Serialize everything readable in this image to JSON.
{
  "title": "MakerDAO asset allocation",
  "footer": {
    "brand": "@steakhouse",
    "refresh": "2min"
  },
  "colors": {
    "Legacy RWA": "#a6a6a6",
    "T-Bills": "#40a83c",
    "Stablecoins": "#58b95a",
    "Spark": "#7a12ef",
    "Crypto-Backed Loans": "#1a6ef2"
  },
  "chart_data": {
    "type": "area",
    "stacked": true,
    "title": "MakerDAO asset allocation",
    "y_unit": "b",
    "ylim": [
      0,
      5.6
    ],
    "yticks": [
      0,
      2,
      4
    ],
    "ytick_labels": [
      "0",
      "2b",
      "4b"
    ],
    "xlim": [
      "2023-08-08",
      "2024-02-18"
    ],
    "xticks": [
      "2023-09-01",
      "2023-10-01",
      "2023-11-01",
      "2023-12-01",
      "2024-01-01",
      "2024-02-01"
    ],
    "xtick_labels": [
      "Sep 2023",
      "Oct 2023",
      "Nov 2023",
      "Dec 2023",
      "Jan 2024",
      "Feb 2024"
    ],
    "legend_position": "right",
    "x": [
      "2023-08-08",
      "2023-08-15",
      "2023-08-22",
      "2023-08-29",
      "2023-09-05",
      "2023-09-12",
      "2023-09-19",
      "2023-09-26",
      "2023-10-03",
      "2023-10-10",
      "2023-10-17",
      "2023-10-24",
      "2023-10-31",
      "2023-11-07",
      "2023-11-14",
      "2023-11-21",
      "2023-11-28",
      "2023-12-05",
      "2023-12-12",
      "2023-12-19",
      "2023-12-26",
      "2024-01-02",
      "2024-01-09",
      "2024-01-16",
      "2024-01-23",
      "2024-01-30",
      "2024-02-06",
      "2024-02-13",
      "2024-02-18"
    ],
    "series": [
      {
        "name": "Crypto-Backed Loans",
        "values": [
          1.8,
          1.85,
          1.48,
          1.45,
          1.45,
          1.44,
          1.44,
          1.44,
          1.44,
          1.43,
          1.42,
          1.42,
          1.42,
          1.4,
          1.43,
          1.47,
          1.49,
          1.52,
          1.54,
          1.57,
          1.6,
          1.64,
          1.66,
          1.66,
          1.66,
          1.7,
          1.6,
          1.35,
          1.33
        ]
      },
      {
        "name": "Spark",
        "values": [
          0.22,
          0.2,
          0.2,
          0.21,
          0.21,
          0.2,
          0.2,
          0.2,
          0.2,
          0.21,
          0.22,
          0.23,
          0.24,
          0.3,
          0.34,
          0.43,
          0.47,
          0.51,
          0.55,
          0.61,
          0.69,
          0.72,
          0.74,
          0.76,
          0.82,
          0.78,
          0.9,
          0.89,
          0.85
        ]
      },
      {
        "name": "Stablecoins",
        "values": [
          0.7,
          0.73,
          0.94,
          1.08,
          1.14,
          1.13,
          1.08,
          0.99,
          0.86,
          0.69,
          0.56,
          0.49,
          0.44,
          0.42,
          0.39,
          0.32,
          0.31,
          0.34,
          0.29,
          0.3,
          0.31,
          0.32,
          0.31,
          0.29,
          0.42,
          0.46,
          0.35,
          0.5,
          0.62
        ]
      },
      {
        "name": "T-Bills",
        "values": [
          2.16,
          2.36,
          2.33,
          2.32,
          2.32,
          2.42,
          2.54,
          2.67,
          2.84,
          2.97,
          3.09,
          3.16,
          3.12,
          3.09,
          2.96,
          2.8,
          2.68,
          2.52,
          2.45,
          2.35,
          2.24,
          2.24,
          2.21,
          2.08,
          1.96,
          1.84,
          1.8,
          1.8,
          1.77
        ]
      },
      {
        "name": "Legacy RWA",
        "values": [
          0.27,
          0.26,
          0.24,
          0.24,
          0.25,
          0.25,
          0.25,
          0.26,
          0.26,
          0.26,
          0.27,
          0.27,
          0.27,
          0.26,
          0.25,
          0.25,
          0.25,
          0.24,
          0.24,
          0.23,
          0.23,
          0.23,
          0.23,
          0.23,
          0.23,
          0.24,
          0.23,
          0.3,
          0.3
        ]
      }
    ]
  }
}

• [DIRECTIONS]: Write down every line of the data above that includes the string "allocation".

• [ANSWER FOR THIS EXERCISE]:
  "title": "MakerDAO asset allocation",
    "title": "MakerDAO asset allocation",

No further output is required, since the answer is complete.